• WHAT YOU ARE ASKED TO DO
Your task is to reproduce the entries below word for word.

• ENTRIES SHOWN

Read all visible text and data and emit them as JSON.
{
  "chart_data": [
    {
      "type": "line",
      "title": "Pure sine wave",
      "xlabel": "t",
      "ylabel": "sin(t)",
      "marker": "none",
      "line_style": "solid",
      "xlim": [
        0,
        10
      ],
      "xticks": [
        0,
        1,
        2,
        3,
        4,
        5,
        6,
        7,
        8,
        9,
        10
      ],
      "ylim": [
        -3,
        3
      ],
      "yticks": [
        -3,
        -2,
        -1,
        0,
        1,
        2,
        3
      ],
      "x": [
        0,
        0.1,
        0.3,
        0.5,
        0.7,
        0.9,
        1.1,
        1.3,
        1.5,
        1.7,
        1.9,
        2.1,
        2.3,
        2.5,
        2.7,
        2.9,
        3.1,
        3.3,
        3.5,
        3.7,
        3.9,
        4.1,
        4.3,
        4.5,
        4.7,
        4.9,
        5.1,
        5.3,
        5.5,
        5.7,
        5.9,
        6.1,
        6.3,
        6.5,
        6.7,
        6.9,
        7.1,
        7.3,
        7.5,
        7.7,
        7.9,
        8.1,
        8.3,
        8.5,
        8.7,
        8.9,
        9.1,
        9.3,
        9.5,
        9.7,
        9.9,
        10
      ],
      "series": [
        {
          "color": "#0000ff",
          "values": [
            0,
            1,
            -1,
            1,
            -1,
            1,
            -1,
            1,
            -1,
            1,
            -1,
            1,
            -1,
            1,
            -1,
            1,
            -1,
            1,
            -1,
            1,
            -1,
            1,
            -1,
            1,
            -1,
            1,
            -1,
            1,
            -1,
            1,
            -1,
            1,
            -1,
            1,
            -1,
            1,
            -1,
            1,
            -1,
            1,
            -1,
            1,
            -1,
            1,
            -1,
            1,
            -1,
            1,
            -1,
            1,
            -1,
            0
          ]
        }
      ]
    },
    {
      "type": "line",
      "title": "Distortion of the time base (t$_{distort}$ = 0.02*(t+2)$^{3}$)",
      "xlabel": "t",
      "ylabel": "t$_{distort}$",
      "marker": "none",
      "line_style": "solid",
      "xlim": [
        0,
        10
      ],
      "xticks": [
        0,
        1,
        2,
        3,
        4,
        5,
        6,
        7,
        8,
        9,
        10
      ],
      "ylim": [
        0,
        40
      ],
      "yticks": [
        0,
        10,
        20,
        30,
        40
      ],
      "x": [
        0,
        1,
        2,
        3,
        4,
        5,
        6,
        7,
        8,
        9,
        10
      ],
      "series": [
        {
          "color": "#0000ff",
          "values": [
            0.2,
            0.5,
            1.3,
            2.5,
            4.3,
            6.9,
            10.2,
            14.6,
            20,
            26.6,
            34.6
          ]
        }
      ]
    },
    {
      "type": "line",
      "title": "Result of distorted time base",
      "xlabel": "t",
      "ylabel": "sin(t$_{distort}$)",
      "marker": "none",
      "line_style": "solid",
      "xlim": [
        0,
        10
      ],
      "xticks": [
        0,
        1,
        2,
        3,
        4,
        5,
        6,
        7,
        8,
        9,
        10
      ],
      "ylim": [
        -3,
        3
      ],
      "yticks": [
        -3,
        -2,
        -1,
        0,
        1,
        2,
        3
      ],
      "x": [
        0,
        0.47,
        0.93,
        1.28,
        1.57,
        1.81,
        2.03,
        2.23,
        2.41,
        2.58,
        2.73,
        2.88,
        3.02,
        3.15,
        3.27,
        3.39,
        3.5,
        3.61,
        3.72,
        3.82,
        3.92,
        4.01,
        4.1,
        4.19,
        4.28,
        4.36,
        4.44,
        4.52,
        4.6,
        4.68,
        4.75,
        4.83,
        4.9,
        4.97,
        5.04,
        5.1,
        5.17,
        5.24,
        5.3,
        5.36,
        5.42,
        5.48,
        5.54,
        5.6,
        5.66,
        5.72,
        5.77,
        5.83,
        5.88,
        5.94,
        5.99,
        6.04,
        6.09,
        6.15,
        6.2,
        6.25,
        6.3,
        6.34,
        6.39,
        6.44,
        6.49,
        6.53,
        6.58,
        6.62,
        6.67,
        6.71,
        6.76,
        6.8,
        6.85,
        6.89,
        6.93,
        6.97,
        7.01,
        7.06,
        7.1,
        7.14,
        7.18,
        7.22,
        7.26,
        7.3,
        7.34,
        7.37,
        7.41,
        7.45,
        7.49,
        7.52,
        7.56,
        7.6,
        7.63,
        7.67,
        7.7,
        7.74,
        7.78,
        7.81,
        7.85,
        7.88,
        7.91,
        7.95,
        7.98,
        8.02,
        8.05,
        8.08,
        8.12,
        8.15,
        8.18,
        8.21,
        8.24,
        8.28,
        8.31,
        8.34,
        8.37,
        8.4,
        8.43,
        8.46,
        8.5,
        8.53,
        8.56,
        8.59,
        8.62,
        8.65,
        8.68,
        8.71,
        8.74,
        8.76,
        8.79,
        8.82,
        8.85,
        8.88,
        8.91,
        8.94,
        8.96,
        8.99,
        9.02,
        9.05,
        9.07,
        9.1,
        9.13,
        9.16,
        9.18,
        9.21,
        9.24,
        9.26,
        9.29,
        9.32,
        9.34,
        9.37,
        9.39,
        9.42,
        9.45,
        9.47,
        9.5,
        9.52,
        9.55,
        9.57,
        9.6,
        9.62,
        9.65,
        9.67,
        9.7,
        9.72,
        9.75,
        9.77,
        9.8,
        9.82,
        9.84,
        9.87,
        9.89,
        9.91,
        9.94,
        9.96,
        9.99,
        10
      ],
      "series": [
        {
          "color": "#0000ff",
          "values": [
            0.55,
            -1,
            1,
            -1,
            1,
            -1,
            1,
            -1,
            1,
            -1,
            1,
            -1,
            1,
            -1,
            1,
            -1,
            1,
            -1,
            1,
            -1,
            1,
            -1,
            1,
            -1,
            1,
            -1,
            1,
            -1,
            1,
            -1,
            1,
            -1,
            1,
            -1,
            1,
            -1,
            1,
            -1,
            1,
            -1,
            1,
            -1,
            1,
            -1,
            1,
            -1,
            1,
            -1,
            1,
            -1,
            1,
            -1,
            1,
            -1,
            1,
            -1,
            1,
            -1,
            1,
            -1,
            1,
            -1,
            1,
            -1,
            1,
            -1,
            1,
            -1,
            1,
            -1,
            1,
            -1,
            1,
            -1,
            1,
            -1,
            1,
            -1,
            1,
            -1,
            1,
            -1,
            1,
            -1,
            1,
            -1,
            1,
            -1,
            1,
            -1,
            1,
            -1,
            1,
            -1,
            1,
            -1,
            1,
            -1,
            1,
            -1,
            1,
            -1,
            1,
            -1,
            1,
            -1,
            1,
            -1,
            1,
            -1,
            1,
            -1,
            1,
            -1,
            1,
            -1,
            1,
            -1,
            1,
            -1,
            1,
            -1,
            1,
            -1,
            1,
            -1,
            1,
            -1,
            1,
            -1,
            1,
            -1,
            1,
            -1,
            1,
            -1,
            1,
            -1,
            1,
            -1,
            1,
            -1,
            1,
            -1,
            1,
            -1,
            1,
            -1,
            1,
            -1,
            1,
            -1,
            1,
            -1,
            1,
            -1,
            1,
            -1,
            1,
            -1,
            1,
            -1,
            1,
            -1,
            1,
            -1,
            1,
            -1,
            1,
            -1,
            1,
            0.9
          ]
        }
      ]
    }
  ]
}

• RESULT OF THIS EXERCISE
Read all visible text and data and emit them as JSON.
{
  "chart_data": [
    {
      "type": "line",
      "title": "Pure sine wave",
      "xlabel": "t",
      "ylabel": "sin(t)",
      "marker": "none",
      "line_style": "solid",
      "xlim": [
        0,
        10
      ],
      "xticks": [
        0,
        1,
        2,
        3,
        4,
        5,
        6,
        7,
        8,
        9,
        10
      ],
      "ylim": [
        -3,
        3
      ],
      "yticks": [
        -3,
        -2,
        -1,
        0,
        1,
        2,
        3
      ],
      "x": [
        0,
        0.1,
        0.3,
        0.5,
        0.7,
        0.9,
        1.1,
        1.3,
        1.5,
        1.7,
        1.9,
        2.1,
        2.3,
        2.5,
        2.7,
        2.9,
        3.1,
        3.3,
        3.5,
        3.7,
        3.9,
        4.1,
        4.3,
        4.5,
        4.7,
        4.9,
        5.1,
        5.3,
        5.5,
        5.7,
        5.9,
        6.1,
        6.3,
        6.5,
        6.7,
        6.9,
        7.1,
        7.3,
        7.5,
        7.7,
        7.9,
        8.1,
        8.3,
        8.5,
        8.7,
        8.9,
        9.1,
        9.3,
        9.5,
        9.7,
        9.9,
        10
      ],
      "series": [
        {
          "color": "#0000ff",
          "values": [
            0,
            1,
            -1,
            1,
            -1,
            1,
            -1,
            1,
            -1,
            1,
            -1,
            1,
            -1,
            1,
            -1,
            1,
            -1,
            1,
            -1,
            1,
            -1,
            1,
            -1,
            1,
            -1,
            1,
            -1,
            1,
            -1,
            1,
            -1,
            1,
            -1,
            1,
            -1,
            1,
            -1,
            1,
            -1,
            1,
            -1,
            1,
            -1,
            1,
            -1,
            1,
            -1,
            1,
            -1,
            1,
            -1,
            0
          ]
        }
      ]
    },
    {
      "type": "line",
      "title": "Distortion of the time base (t$_{distort}$ = 0.02*(t+2)$^{3}$)",
      "xlabel": "t",
      "ylabel": "t$_{distort}$",
      "marker": "none",
      "line_style": "solid",
      "xlim": [
        0,
        10
      ],
      "xticks": [
        0,
        1,
        2,
        3,
        4,
        5,
        6,
        7,
        8,
        9,
        10
      ],
      "ylim": [
        0,
        40
      ],
      "yticks": [
        0,
        10,
        20,
        30,
        40
      ],
      "x": [
        0,
        1,
        2,
        3,
        4,
        5,
        6,
        7,
        8,
        9,
        10
      ],
      "series": [
        {
          "color": "#0000ff",
          "values": [
            0.2,
            0.5,
            1.3,
            2.5,
            4.3,
            6.9,
            10.2,
            14.6,
            20,
            26.6,
            34.6
          ]
        }
      ]
    },
    {
      "type": "line",
      "title": "Result of distorted time base",
      "xlabel": "t",
      "ylabel": "sin(t$_{distort}$)",
      "marker": "none",
      "line_style": "solid",
      "xlim": [
        0,
        10
      ],
      "xticks": [
        0,
        1,
        2,
        3,
        4,
        5,
        6,
        7,
        8,
        9,
        10
      ],
      "ylim": [
        -3,
        3
      ],
      "yticks": [
        -3,
        -2,
        -1,
        0,
        1,
        2,
        3
      ],
      "x": [
        0,
        0.47,
        0.93,
        1.28,
        1.57,
        1.81,
        2.03,
        2.23,
        2.41,
        2.58,
        2.73,
        2.88,
        3.02,
        3.15,
        3.27,
        3.39,
        3.5,
        3.61,
        3.72,
        3.82,
        3.92,
        4.01,
        4.1,
        4.19,
        4.28,
        4.36,
        4.44,
        4.52,
        4.6,
        4.68,
        4.75,
        4.83,
        4.9,
        4.97,
        5.04,
        5.1,
        5.17,
        5.24,
        5.3,
        5.36,
        5.42,
        5.48,
        5.54,
        5.6,
        5.66,
        5.72,
        5.77,
        5.83,
        5.88,
        5.94,
        5.99,
        6.04,
        6.09,
        6.15,
        6.2,
        6.25,
        6.3,
        6.34,
        6.39,
        6.44,
        6.49,
        6.53,
        6.58,
        6.62,
        6.67,
        6.71,
        6.76,
        6.8,
        6.85,
        6.89,
        6.93,
        6.97,
        7.01,
        7.06,
        7.1,
        7.14,
        7.18,
        7.22,
        7.26,
        7.3,
        7.34,
        7.37,
        7.41,
        7.45,
        7.49,
        7.52,
        7.56,
        7.6,
        7.63,
        7.67,
        7.7,
        7.74,
        7.78,
        7.81,
        7.85,
        7.88,
        7.91,
        7.95,
        7.98,
        8.02,
        8.05,
        8.08,
        8.12,
        8.15,
        8.18,
        8.21,
        8.24,
        8.28,
        8.31,
        8.34,
        8.37,
        8.4,
        8.43,
        8.46,
        8.5,
        8.53,
        8.56,
        8.59,
        8.62,
        8.65,
        8.68,
        8.71,
        8.74,
        8.76,
        8.79,
        8.82,
        8.85,
        8.88,
        8.91,
        8.94,
        8.96,
        8.99,
        9.02,
        9.05,
        9.07,
        9.1,
        9.13,
        9.16,
        9.18,
        9.21,
        9.24,
        9.26,
        9.29,
        9.32,
        9.34,
        9.37,
        9.39,
        9.42,
        9.45,
        9.47,
        9.5,
        9.52,
        9.55,
        9.57,
        9.6,
        9.62,
        9.65,
        9.67,
        9.7,
        9.72,
        9.75,
        9.77,
        9.8,
        9.82,
        9.84,
        9.87,
        9.89,
        9.91,
        9.94,
        9.96,
        9.99,
        10
      ],
      "series": [
        {
          "color": "#0000ff",
          "values": [
            0.55,
            -1,
            1,
            -1,
            1,
            -1,
            1,
            -1,
            1,
            -1,
            1,
            -1,
            1,
            -1,
            1,
            -1,
            1,
            -1,
            1,
            -1,
            1,
            -1,
            1,
            -1,
            1,
            -1,
            1,
            -1,
            1,
            -1,
            1,
            -1,
            1,
            -1,
            1,
            -1,
            1,
            -1,
            1,
            -1,
            1,
            -1,
            1,
            -1,
            1,
            -1,
            1,
            -1,
            1,
            -1,
            1,
            -1,
            1,
            -1,
            1,
            -1,
            1,
            -1,
            1,
            -1,
            1,
            -1,
            1,
            -1,
            1,
            -1,
            1,
            -1,
            1,
            -1,
            1,
            -1,
            1,
            -1,
            1,
            -1,
            1,
            -1,
            1,
            -1,
            1,
            -1,
            1,
            -1,
            1,
            -1,
            1,
            -1,
            1,
            -1,
            1,
            -1,
            1,
            -1,
            1,
            -1,
            1,
            -1,
            1,
            -1,
            1,
            -1,
            1,
            -1,
            1,
            -1,
            1,
            -1,
            1,
            -1,
            1,
            -1,
            1,
            -1,
            1,
            -1,
            1,
            -1,
            1,
            -1,
            1,
            -1,
            1,
            -1,
            1,
            -1,
            1,
            -1,
            1,
            -1,
            1,
            -1,
            1,
            -1,
            1,
            -1,
            1,
            -1,
            1,
            -1,
            1,
            -1,
            1,
            -1,
            1,
            -1,
            1,
            -1,
            1,
            -1,
            1,
            -1,
            1,
            -1,
            1,
            -1,
            1,
            -1,
            1,
            -1,
            1,
            -1,
            1,
            -1,
            1,
            -1,
            1,
            -1,
            1,
            -1,
            1,
            0.9
          ]
        }
      ]
    }
  ]
}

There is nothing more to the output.